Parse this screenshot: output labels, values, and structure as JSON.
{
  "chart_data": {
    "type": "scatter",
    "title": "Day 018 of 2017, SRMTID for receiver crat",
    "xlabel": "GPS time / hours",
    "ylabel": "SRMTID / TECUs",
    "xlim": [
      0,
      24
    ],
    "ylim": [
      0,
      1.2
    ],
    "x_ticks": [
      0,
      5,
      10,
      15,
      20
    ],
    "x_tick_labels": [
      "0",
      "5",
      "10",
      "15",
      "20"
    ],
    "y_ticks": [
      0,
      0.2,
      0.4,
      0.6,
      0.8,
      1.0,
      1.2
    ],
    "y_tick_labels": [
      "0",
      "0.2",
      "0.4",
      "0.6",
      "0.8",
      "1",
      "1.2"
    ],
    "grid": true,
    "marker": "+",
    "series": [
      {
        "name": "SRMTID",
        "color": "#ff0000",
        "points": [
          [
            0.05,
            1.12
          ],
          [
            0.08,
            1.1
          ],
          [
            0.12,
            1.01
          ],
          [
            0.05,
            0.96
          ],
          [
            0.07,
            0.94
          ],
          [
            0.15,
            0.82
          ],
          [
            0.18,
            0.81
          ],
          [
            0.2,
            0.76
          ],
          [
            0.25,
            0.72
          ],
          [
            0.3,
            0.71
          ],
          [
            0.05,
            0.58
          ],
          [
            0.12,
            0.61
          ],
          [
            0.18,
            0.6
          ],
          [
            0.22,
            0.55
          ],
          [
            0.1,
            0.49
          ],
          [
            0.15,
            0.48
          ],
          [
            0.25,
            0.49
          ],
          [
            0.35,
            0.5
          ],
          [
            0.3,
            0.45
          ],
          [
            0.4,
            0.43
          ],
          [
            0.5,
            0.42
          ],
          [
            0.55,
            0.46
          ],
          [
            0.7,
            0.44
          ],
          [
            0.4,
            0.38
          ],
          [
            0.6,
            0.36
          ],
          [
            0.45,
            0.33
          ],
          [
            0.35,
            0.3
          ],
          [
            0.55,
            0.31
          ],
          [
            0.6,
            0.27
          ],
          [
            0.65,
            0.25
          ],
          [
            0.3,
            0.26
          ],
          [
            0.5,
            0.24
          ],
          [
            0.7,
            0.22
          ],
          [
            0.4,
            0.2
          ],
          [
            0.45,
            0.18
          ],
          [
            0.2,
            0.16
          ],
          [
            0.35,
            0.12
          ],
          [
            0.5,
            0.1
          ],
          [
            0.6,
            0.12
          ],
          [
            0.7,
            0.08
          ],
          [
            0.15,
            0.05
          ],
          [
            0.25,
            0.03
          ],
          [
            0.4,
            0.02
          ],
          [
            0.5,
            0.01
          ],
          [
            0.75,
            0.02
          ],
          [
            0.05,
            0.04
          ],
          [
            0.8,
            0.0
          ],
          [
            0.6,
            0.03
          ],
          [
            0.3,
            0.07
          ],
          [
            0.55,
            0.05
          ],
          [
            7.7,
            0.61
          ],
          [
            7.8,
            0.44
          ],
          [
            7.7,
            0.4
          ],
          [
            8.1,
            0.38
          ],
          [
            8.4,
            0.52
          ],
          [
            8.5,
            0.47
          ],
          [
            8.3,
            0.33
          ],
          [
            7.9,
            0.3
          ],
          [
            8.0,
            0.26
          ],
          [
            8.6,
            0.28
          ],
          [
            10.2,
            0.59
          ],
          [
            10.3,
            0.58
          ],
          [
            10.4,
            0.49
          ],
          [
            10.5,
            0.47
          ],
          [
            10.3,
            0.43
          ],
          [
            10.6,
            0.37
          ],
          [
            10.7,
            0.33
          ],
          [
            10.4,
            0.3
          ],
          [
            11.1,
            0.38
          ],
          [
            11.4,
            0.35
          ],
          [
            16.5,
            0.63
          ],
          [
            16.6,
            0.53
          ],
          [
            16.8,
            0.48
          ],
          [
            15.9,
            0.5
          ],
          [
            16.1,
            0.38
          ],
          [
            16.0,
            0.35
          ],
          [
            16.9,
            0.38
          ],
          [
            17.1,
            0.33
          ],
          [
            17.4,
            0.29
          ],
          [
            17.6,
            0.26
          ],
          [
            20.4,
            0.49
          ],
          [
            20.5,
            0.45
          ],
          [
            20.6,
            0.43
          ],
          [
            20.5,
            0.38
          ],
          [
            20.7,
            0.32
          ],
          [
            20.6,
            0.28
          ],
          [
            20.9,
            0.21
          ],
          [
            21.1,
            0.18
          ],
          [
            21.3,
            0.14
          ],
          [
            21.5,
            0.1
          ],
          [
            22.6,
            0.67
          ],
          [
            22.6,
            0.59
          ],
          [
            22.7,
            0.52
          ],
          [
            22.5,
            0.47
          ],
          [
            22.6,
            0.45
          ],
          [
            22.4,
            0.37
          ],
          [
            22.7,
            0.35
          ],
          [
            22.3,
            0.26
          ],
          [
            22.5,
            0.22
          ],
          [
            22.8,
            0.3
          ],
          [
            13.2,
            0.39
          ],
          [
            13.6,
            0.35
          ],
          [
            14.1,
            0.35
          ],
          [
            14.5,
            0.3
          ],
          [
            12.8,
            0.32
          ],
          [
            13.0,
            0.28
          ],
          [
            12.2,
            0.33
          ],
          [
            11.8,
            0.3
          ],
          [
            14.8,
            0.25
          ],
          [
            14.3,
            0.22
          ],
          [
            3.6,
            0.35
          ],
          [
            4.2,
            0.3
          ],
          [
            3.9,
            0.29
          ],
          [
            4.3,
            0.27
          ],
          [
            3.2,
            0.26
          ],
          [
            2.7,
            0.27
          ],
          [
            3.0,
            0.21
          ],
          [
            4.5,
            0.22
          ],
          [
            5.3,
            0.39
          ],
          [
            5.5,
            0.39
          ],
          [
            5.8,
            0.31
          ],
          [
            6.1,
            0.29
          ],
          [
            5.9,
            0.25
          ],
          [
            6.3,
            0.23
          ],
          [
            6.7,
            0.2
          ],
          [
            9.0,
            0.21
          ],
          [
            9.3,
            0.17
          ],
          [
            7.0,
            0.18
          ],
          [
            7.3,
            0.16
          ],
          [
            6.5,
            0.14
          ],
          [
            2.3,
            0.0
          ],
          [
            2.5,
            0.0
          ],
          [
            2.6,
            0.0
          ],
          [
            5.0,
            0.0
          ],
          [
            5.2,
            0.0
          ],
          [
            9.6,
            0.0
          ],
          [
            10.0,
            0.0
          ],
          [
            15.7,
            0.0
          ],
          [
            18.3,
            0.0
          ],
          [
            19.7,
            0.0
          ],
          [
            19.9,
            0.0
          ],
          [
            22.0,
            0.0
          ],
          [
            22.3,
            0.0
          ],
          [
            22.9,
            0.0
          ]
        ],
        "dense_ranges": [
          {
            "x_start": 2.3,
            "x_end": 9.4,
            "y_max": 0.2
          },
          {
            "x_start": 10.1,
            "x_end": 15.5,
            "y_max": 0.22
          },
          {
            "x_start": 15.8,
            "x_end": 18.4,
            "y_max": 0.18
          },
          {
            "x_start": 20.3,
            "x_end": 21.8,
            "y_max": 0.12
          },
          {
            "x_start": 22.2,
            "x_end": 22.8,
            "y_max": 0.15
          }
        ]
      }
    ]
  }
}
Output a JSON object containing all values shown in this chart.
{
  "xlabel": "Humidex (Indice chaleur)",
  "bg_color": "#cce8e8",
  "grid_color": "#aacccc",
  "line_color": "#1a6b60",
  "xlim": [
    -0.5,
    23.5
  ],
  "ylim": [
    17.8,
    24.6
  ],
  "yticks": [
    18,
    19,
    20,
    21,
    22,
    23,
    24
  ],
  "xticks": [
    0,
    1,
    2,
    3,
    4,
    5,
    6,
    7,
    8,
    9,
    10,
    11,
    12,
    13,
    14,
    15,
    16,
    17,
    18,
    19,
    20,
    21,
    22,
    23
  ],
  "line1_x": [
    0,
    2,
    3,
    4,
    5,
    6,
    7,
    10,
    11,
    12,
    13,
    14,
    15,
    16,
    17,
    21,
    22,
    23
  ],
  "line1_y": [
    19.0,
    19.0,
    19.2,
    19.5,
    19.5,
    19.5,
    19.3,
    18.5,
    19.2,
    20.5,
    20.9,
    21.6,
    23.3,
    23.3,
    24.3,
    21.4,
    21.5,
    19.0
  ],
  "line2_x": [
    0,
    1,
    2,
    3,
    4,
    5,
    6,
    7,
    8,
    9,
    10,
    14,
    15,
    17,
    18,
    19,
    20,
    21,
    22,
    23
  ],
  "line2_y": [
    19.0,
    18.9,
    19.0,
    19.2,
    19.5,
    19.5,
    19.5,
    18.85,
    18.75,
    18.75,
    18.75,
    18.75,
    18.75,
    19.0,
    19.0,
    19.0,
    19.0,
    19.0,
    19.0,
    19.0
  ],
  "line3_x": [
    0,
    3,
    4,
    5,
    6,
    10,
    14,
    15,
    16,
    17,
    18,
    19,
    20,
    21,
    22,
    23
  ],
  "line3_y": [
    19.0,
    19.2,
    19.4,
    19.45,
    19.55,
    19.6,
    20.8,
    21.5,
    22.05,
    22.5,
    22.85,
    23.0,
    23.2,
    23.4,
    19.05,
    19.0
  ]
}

**Task directions:** Pull out the lines above in which the word "values" appears.

**Result of the exercise:**
Parse this screenshot: output labels, values, and structure as JSON.
Output a JSON object containing all values shown in this chart.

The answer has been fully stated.